→ Given request: Check every line for the word "Depressionen" and state how many lines have it. Reply with the number alone.

━━ Given data

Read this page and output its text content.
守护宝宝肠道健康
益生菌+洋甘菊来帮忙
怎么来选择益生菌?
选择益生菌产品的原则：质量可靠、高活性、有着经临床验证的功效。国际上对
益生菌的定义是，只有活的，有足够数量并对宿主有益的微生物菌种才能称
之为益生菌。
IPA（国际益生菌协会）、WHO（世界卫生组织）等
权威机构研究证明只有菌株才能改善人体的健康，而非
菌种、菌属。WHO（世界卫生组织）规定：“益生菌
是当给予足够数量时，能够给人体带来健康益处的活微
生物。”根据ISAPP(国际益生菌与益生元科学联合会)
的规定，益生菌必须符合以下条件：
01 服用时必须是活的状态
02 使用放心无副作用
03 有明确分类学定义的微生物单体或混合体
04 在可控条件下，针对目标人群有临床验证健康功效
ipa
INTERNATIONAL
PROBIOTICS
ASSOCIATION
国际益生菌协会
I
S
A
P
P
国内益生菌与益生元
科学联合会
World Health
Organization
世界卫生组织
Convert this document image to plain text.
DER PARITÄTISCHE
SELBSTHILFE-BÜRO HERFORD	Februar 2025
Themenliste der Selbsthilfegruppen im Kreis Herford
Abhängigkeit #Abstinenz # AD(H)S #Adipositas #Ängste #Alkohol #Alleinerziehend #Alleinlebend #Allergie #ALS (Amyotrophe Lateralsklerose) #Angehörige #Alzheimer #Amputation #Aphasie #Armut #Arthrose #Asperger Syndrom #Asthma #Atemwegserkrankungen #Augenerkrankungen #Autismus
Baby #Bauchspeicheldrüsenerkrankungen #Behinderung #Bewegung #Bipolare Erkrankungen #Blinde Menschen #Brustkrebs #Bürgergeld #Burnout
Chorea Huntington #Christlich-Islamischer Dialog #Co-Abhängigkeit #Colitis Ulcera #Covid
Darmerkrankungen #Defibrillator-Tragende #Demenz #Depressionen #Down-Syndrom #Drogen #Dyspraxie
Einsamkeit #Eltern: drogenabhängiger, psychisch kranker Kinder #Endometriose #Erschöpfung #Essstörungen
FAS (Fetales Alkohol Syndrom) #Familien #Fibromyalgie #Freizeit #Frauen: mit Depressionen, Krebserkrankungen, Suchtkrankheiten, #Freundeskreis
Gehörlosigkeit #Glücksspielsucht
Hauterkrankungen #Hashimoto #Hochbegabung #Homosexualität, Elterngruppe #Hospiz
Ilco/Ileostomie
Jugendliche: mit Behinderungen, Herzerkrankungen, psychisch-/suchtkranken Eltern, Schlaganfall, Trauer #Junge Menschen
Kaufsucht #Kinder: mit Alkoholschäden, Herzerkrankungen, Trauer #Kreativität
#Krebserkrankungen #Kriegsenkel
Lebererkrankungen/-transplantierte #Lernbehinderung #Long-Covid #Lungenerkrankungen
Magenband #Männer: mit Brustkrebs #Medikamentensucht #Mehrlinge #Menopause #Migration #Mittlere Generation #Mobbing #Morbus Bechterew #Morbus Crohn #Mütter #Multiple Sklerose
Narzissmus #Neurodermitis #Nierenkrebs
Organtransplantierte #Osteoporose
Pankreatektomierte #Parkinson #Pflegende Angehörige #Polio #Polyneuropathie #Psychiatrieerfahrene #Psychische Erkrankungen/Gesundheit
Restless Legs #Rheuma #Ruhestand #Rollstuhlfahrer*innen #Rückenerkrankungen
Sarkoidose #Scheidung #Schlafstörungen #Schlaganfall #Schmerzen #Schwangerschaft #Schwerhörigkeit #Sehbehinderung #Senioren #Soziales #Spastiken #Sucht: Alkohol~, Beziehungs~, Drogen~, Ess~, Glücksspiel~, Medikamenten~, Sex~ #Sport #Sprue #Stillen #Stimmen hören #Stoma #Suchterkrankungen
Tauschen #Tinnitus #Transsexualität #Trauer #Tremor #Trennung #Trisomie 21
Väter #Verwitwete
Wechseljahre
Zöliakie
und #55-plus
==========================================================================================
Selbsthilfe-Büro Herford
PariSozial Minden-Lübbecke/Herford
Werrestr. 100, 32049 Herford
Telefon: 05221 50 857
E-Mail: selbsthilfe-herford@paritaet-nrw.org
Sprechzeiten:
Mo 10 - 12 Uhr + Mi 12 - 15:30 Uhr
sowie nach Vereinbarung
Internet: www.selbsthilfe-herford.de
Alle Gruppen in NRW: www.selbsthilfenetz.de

━━━━

→ Solution for this problem: 2